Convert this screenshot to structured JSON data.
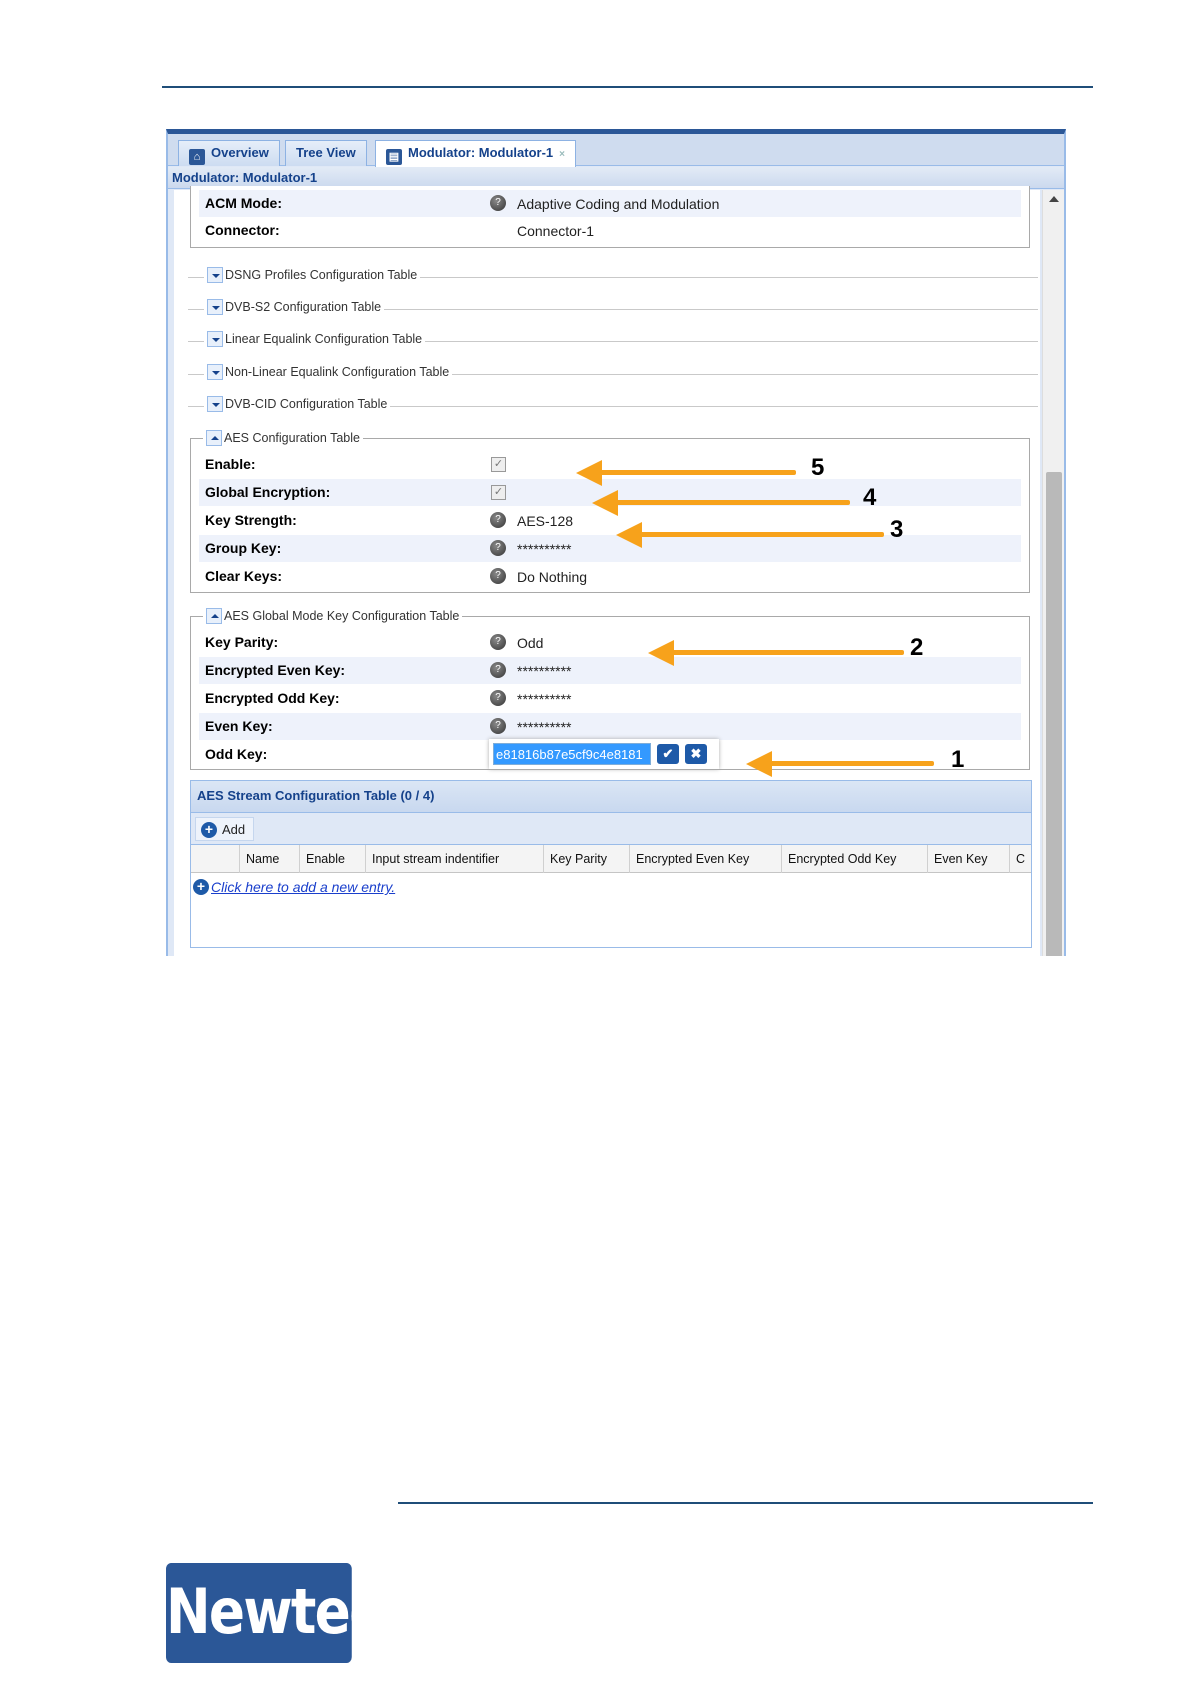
{
  "tabs": [
    {
      "label": "Overview",
      "icon": "home-icon"
    },
    {
      "label": "Tree View"
    },
    {
      "label": "Modulator: Modulator-1",
      "icon": "document-icon",
      "close": "×"
    }
  ],
  "panel_title": "Modulator: Modulator-1",
  "top_fields": [
    {
      "label": "ACM Mode:",
      "value": "Adaptive Coding and Modulation"
    },
    {
      "label": "Connector:",
      "value": "Connector-1"
    }
  ],
  "collapsed_sections": [
    "DSNG Profiles Configuration Table",
    "DVB-S2 Configuration Table",
    "Linear Equalink Configuration Table",
    "Non-Linear Equalink Configuration Table",
    "DVB-CID Configuration Table"
  ],
  "aes_config": {
    "title": "AES Configuration Table",
    "rows": [
      {
        "label": "Enable:",
        "checked": "✓"
      },
      {
        "label": "Global Encryption:",
        "checked": "✓"
      },
      {
        "label": "Key Strength:",
        "value": "AES-128"
      },
      {
        "label": "Group Key:",
        "value": "**********"
      },
      {
        "label": "Clear Keys:",
        "value": "Do Nothing"
      }
    ]
  },
  "aes_global": {
    "title": "AES Global Mode Key Configuration Table",
    "rows": [
      {
        "label": "Key Parity:",
        "value": "Odd"
      },
      {
        "label": "Encrypted Even Key:",
        "value": "**********"
      },
      {
        "label": "Encrypted Odd Key:",
        "value": "**********"
      },
      {
        "label": "Even Key:",
        "value": "**********"
      },
      {
        "label": "Odd Key:",
        "value": "e81816b87e5cf9c4e8181"
      }
    ],
    "confirm_glyph": "✔",
    "cancel_glyph": "✖"
  },
  "stream_table": {
    "title": "AES Stream Configuration Table (0 / 4)",
    "add_label": "Add",
    "columns": [
      "Name",
      "Enable",
      "Input stream indentifier",
      "Key Parity",
      "Encrypted Even Key",
      "Encrypted Odd Key",
      "Even Key",
      "C"
    ],
    "new_entry": "Click here to add a new entry."
  },
  "annotations": [
    "5",
    "4",
    "3",
    "2",
    "1"
  ],
  "accent_color": "#f7a21b",
  "brand_color": "#2b5797",
  "logo_text": "Newtec"
}
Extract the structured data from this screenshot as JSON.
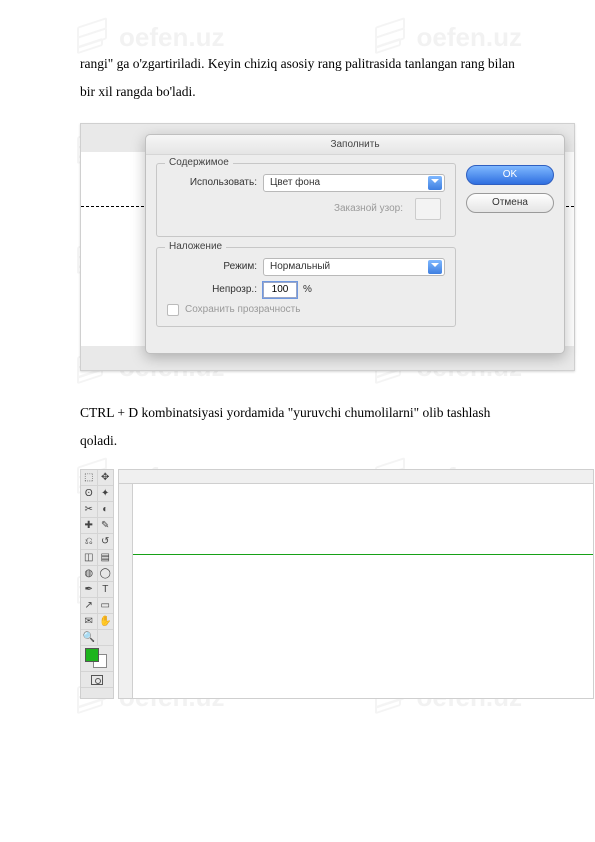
{
  "watermark_text": "oefen.uz",
  "paragraph1": "rangi\" ga o'zgartiriladi. Keyin chiziq asosiy rang palitrasida tanlangan rang bilan bir xil rangda bo'ladi.",
  "paragraph2": "CTRL + D kombinatsiyasi yordamida \"yuruvchi chumolilarni\" olib tashlash qoladi.",
  "dialog": {
    "title": "Заполнить",
    "group_content": "Содержимое",
    "use_label": "Использовать:",
    "use_value": "Цвет фона",
    "pattern_label": "Заказной узор:",
    "group_overlay": "Наложение",
    "mode_label": "Режим:",
    "mode_value": "Нормальный",
    "opacity_label": "Непрозр.:",
    "opacity_value": "100",
    "opacity_pct": "%",
    "preserve_label": "Сохранить прозрачность",
    "ok": "OK",
    "cancel": "Отмена"
  },
  "tools": {
    "selection": "⬚",
    "move": "✥",
    "lasso": "ʘ",
    "wand": "✦",
    "crop": "✂",
    "eyedropper": "◐",
    "healing": "✚",
    "brush": "✎",
    "stamp": "⎌",
    "history": "↺",
    "eraser": "◫",
    "gradient": "▤",
    "blur": "◍",
    "dodge": "◯",
    "pen": "✒",
    "type": "T",
    "path": "↗",
    "shape": "▭",
    "notes": "✉",
    "hand": "✋",
    "zoom": "🔍"
  }
}
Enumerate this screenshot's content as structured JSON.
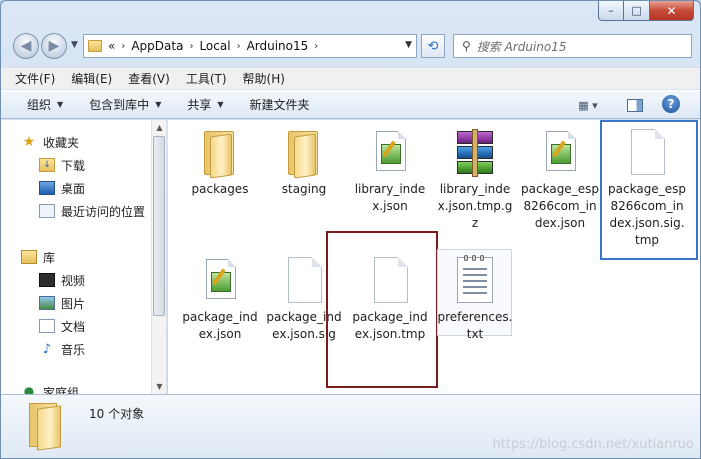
{
  "window": {
    "minimize_glyph": "–",
    "maximize_glyph": "□",
    "close_glyph": "✕"
  },
  "address_bar": {
    "overflow": "«",
    "crumbs": [
      "AppData",
      "Local",
      "Arduino15"
    ],
    "separator": "›"
  },
  "search": {
    "placeholder": "搜索 Arduino15"
  },
  "menu": [
    "文件(F)",
    "编辑(E)",
    "查看(V)",
    "工具(T)",
    "帮助(H)"
  ],
  "toolbar": {
    "organize": "组织",
    "include_in_library": "包含到库中",
    "share": "共享",
    "new_folder": "新建文件夹"
  },
  "nav_pane": {
    "favorites": "收藏夹",
    "downloads": "下载",
    "desktop": "桌面",
    "recent": "最近访问的位置",
    "libraries": "库",
    "videos": "视频",
    "pictures": "图片",
    "documents": "文档",
    "music": "音乐",
    "homegroup": "家庭组"
  },
  "files": [
    {
      "name": "packages",
      "type": "folder"
    },
    {
      "name": "staging",
      "type": "folder"
    },
    {
      "name": "library_index.json",
      "type": "json"
    },
    {
      "name": "library_index.json.tmp.gz",
      "type": "archive"
    },
    {
      "name": "package_esp8266com_index.json",
      "type": "json"
    },
    {
      "name": "package_esp8266com_index.json.sig.tmp",
      "type": "blank"
    },
    {
      "name": "package_index.json",
      "type": "json"
    },
    {
      "name": "package_index.json.sig",
      "type": "blank"
    },
    {
      "name": "package_index.json.tmp",
      "type": "blank"
    },
    {
      "name": "preferences.txt",
      "type": "text"
    }
  ],
  "details": {
    "count": "10 个对象"
  },
  "watermark": "https://blog.csdn.net/xutianruo"
}
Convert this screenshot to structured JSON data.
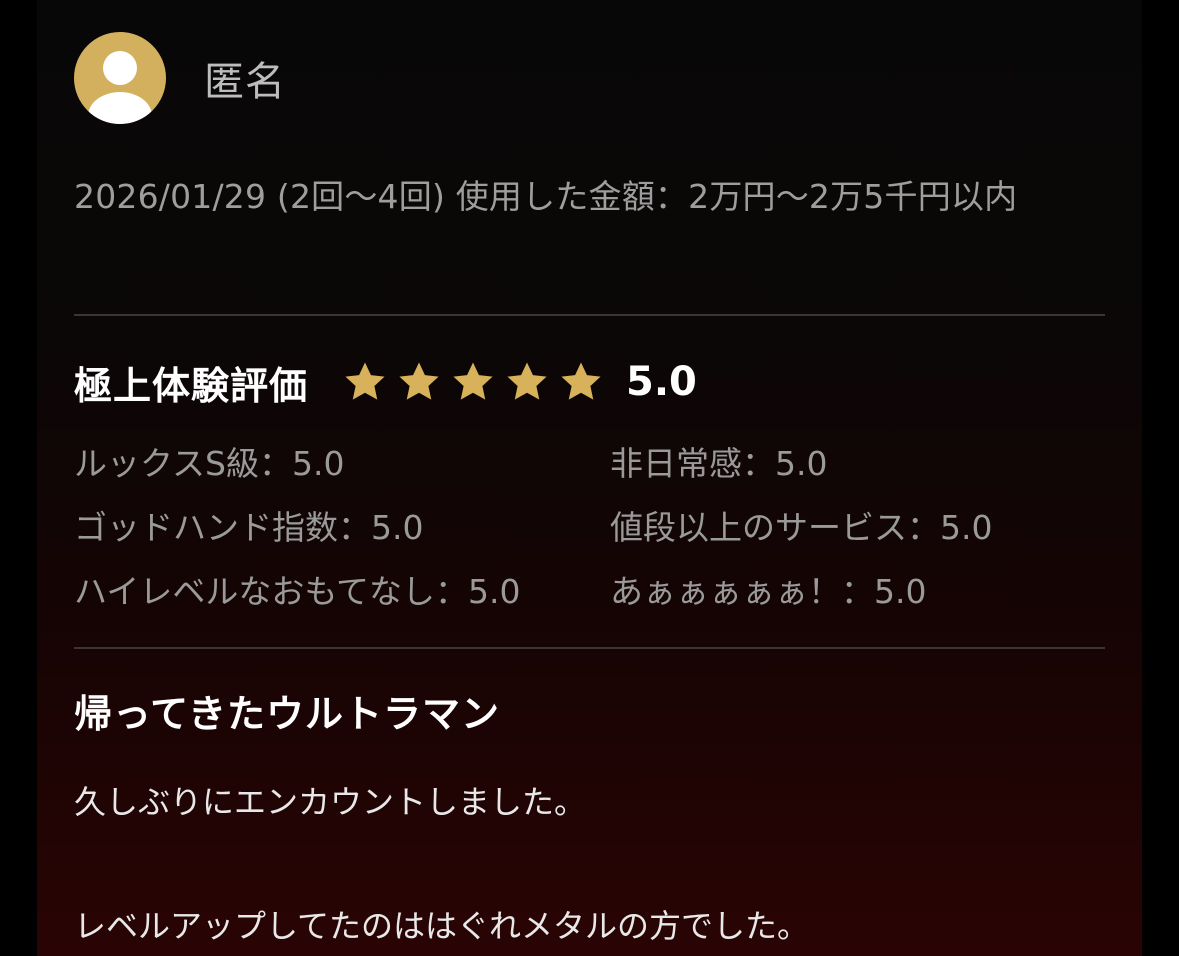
{
  "review": {
    "user": {
      "name": "匿名",
      "avatar_icon": "user-avatar-icon",
      "avatar_color": "#d3b05e"
    },
    "meta": "2026/01/29 (2回〜4回) 使用した金額：2万円〜2万5千円以内",
    "rating": {
      "title": "極上体験評価",
      "stars": 5,
      "max_stars": 5,
      "star_icon": "star-icon",
      "star_color": "#d7b25a",
      "score": "5.0"
    },
    "sub_ratings": [
      {
        "label": "ルックスS級：5.0"
      },
      {
        "label": "非日常感：5.0"
      },
      {
        "label": "ゴッドハンド指数：5.0"
      },
      {
        "label": "値段以上のサービス：5.0"
      },
      {
        "label": "ハイレベルなおもてなし：5.0"
      },
      {
        "label": "あぁぁぁぁぁ！：5.0"
      }
    ],
    "title": "帰ってきたウルトラマン",
    "body": [
      "久しぶりにエンカウントしました。",
      "",
      "レベルアップしてたのははぐれメタルの方でした。"
    ]
  }
}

+ + + +

◆ **Requirements**: Say how many lines of the data include the word "Configuration". Nothing other than the number should be given.

◆ **Solution to this task**: 8